▶ [TASK INPUTS]
--*--
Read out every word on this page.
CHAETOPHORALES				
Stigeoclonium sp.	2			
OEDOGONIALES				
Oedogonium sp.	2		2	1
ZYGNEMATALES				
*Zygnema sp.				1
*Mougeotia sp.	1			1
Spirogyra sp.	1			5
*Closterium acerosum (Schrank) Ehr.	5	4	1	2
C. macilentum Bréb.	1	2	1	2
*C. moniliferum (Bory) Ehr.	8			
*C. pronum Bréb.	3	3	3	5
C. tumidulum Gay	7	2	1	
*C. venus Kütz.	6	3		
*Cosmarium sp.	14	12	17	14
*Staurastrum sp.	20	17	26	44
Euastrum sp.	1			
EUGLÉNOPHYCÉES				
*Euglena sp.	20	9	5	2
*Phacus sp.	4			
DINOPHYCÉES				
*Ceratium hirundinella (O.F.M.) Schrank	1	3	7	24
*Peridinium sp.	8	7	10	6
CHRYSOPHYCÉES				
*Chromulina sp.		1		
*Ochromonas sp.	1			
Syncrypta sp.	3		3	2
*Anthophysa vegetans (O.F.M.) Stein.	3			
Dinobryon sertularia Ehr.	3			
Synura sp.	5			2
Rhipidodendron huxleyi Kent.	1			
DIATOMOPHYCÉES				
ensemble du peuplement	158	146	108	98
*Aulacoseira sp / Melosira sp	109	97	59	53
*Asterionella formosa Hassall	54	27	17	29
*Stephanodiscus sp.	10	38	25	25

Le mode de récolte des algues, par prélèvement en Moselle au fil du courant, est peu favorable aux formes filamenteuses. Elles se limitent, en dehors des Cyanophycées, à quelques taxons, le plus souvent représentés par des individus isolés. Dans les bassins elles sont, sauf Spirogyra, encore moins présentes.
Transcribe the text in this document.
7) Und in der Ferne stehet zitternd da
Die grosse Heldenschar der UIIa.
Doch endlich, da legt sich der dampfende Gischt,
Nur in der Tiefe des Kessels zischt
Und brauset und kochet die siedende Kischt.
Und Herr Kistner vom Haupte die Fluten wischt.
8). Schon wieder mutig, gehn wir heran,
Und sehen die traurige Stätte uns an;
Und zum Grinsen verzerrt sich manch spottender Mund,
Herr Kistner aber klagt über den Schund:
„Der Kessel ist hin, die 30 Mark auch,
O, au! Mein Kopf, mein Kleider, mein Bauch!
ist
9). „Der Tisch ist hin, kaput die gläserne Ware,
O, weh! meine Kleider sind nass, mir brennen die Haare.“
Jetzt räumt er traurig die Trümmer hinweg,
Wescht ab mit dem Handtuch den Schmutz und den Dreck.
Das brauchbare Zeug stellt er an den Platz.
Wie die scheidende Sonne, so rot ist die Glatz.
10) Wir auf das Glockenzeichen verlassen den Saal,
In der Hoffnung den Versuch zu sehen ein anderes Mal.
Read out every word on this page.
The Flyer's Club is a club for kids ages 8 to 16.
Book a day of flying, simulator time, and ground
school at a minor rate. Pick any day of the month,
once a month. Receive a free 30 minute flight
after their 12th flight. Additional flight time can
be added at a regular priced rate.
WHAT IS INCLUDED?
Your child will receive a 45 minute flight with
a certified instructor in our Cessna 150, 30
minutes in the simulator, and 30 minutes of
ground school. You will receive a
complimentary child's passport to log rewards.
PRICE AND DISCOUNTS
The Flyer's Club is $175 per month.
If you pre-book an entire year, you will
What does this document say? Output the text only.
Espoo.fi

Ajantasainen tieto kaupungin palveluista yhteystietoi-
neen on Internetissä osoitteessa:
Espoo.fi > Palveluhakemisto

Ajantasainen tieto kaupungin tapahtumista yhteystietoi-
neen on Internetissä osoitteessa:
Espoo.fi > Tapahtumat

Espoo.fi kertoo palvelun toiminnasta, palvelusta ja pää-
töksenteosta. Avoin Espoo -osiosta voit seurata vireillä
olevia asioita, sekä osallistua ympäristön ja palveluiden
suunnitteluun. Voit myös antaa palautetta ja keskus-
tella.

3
--*--
▶ [TASK REQUIREMENTS] Recite the full listing above exactly.

▶ [EXERCISE ANSWER]
Read out every word on this page.
CHAETOPHORALES				
Stigeoclonium sp.	2			
OEDOGONIALES				
Oedogonium sp.	2		2	1
ZYGNEMATALES				
*Zygnema sp.				1
*Mougeotia sp.	1			1
Spirogyra sp.	1			5
*Closterium acerosum (Schrank) Ehr.	5	4	1	2
C. macilentum Bréb.	1	2	1	2
*C. moniliferum (Bory) Ehr.	8			
*C. pronum Bréb.	3	3	3	5
C. tumidulum Gay	7	2	1	
*C. venus Kütz.	6	3		
*Cosmarium sp.	14	12	17	14
*Staurastrum sp.	20	17	26	44
Euastrum sp.	1			
EUGLÉNOPHYCÉES				
*Euglena sp.	20	9	5	2
*Phacus sp.	4			
DINOPHYCÉES				
*Ceratium hirundinella (O.F.M.) Schrank	1	3	7	24
*Peridinium sp.	8	7	10	6
CHRYSOPHYCÉES				
*Chromulina sp.		1		
*Ochromonas sp.	1			
Syncrypta sp.	3		3	2
*Anthophysa vegetans (O.F.M.) Stein.	3			
Dinobryon sertularia Ehr.	3			
Synura sp.	5			2
Rhipidodendron huxleyi Kent.	1			
DIATOMOPHYCÉES				
ensemble du peuplement	158	146	108	98
*Aulacoseira sp / Melosira sp	109	97	59	53
*Asterionella formosa Hassall	54	27	17	29
*Stephanodiscus sp.	10	38	25	25

Le mode de récolte des algues, par prélèvement en Moselle au fil du courant, est peu favorable aux formes filamenteuses. Elles se limitent, en dehors des Cyanophycées, à quelques taxons, le plus souvent représentés par des individus isolés. Dans les bassins elles sont, sauf Spirogyra, encore moins présentes.
Transcribe the text in this document.
7) Und in der Ferne stehet zitternd da
Die grosse Heldenschar der UIIa.
Doch endlich, da legt sich der dampfende Gischt,
Nur in der Tiefe des Kessels zischt
Und brauset und kochet die siedende Kischt.
Und Herr Kistner vom Haupte die Fluten wischt.
8). Schon wieder mutig, gehn wir heran,
Und sehen die traurige Stätte uns an;
Und zum Grinsen verzerrt sich manch spottender Mund,
Herr Kistner aber klagt über den Schund:
„Der Kessel ist hin, die 30 Mark auch,
O, au! Mein Kopf, mein Kleider, mein Bauch!
ist
9). „Der Tisch ist hin, kaput die gläserne Ware,
O, weh! meine Kleider sind nass, mir brennen die Haare.“
Jetzt räumt er traurig die Trümmer hinweg,
Wescht ab mit dem Handtuch den Schmutz und den Dreck.
Das brauchbare Zeug stellt er an den Platz.
Wie die scheidende Sonne, so rot ist die Glatz.
10) Wir auf das Glockenzeichen verlassen den Saal,
In der Hoffnung den Versuch zu sehen ein anderes Mal.
Read out every word on this page.
The Flyer's Club is a club for kids ages 8 to 16.
Book a day of flying, simulator time, and ground
school at a minor rate. Pick any day of the month,
once a month. Receive a free 30 minute flight
after their 12th flight. Additional flight time can
be added at a regular priced rate.
WHAT IS INCLUDED?
Your child will receive a 45 minute flight with
a certified instructor in our Cessna 150, 30
minutes in the simulator, and 30 minutes of
ground school. You will receive a
complimentary child's passport to log rewards.
PRICE AND DISCOUNTS
The Flyer's Club is $175 per month.
If you pre-book an entire year, you will
What does this document say? Output the text only.
Espoo.fi

Ajantasainen tieto kaupungin palveluista yhteystietoi-
neen on Internetissä osoitteessa:
Espoo.fi > Palveluhakemisto

Ajantasainen tieto kaupungin tapahtumista yhteystietoi-
neen on Internetissä osoitteessa:
Espoo.fi > Tapahtumat

Espoo.fi kertoo palvelun toiminnasta, palvelusta ja pää-
töksenteosta. Avoin Espoo -osiosta voit seurata vireillä
olevia asioita, sekä osallistua ympäristön ja palveluiden
suunnitteluun. Voit myös antaa palautetta ja keskus-
tella.

3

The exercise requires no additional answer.